Write out the material exactly, leaving every picture behind.

>>

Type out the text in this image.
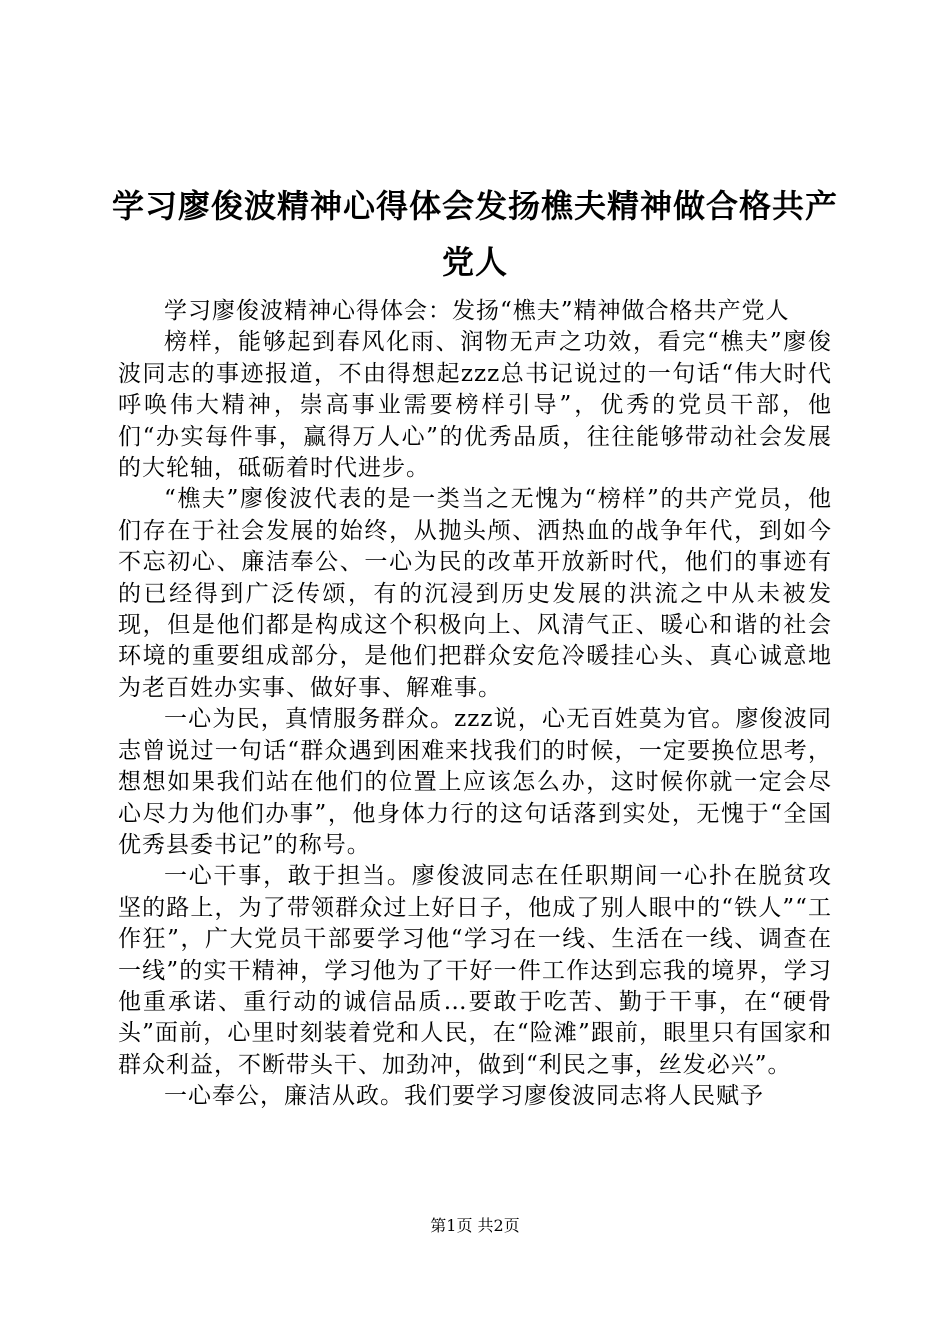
学习廖俊波精神心得体会发扬樵夫精神做合格共产党人

学习廖俊波精神心得体会：发扬“樵夫”精神做合格共产党人

榜样，能够起到春风化雨、润物无声之功效，看完“樵夫”廖俊波同志的事迹报道，不由得想起zzz总书记说过的一句话“伟大时代呼唤伟大精神，崇高事业需要榜样引导”，优秀的党员干部，他们“办实每件事，赢得万人心”的优秀品质，往往能够带动社会发展的大轮轴，砥砺着时代进步。

“樵夫”廖俊波代表的是一类当之无愧为“榜样”的共产党员，他们存在于社会发展的始终，从抛头颅、洒热血的战争年代，到如今不忘初心、廉洁奉公、一心为民的改革开放新时代，他们的事迹有的已经得到广泛传颂，有的沉浸到历史发展的洪流之中从未被发现，但是他们都是构成这个积极向上、风清气正、暖心和谐的社会环境的重要组成部分，是他们把群众安危冷暖挂心头、真心诚意地为老百姓办实事、做好事、解难事。

一心为民，真情服务群众。zzz说，心无百姓莫为官。廖俊波同志曾说过一句话“群众遇到困难来找我们的时候，一定要换位思考，想想如果我们站在他们的位置上应该怎么办，这时候你就一定会尽心尽力为他们办事”，他身体力行的这句话落到实处，无愧于“全国优秀县委书记”的称号。

一心干事，敢于担当。廖俊波同志在任职期间一心扑在脱贫攻坚的路上，为了带领群众过上好日子，他成了别人眼中的“铁人”“工作狂”，广大党员干部要学习他“学习在一线、生活在一线、调查在一线”的实干精神，学习他为了干好一件工作达到忘我的境界，学习他重承诺、重行动的诚信品质…要敢于吃苦、勤于干事，在“硬骨头”面前，心里时刻装着党和人民，在“险滩”跟前，眼里只有国家和群众利益，不断带头干、加劲冲，做到“利民之事，丝发必兴”。

一心奉公，廉洁从政。我们要学习廖俊波同志将人民赋予

第1页 共2页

<<

**Finished exercise**
Type out the text in this image.
学习廖俊波精神心得体会发扬樵夫精神做合格共产党人

学习廖俊波精神心得体会：发扬“樵夫”精神做合格共产党人

榜样，能够起到春风化雨、润物无声之功效，看完“樵夫”廖俊波同志的事迹报道，不由得想起zzz总书记说过的一句话“伟大时代呼唤伟大精神，崇高事业需要榜样引导”，优秀的党员干部，他们“办实每件事，赢得万人心”的优秀品质，往往能够带动社会发展的大轮轴，砥砺着时代进步。

“樵夫”廖俊波代表的是一类当之无愧为“榜样”的共产党员，他们存在于社会发展的始终，从抛头颅、洒热血的战争年代，到如今不忘初心、廉洁奉公、一心为民的改革开放新时代，他们的事迹有的已经得到广泛传颂，有的沉浸到历史发展的洪流之中从未被发现，但是他们都是构成这个积极向上、风清气正、暖心和谐的社会环境的重要组成部分，是他们把群众安危冷暖挂心头、真心诚意地为老百姓办实事、做好事、解难事。

一心为民，真情服务群众。zzz说，心无百姓莫为官。廖俊波同志曾说过一句话“群众遇到困难来找我们的时候，一定要换位思考，想想如果我们站在他们的位置上应该怎么办，这时候你就一定会尽心尽力为他们办事”，他身体力行的这句话落到实处，无愧于“全国优秀县委书记”的称号。

一心干事，敢于担当。廖俊波同志在任职期间一心扑在脱贫攻坚的路上，为了带领群众过上好日子，他成了别人眼中的“铁人”“工作狂”，广大党员干部要学习他“学习在一线、生活在一线、调查在一线”的实干精神，学习他为了干好一件工作达到忘我的境界，学习他重承诺、重行动的诚信品质…要敢于吃苦、勤于干事，在“硬骨头”面前，心里时刻装着党和人民，在“险滩”跟前，眼里只有国家和群众利益，不断带头干、加劲冲，做到“利民之事，丝发必兴”。

一心奉公，廉洁从政。我们要学习廖俊波同志将人民赋予

第1页 共2页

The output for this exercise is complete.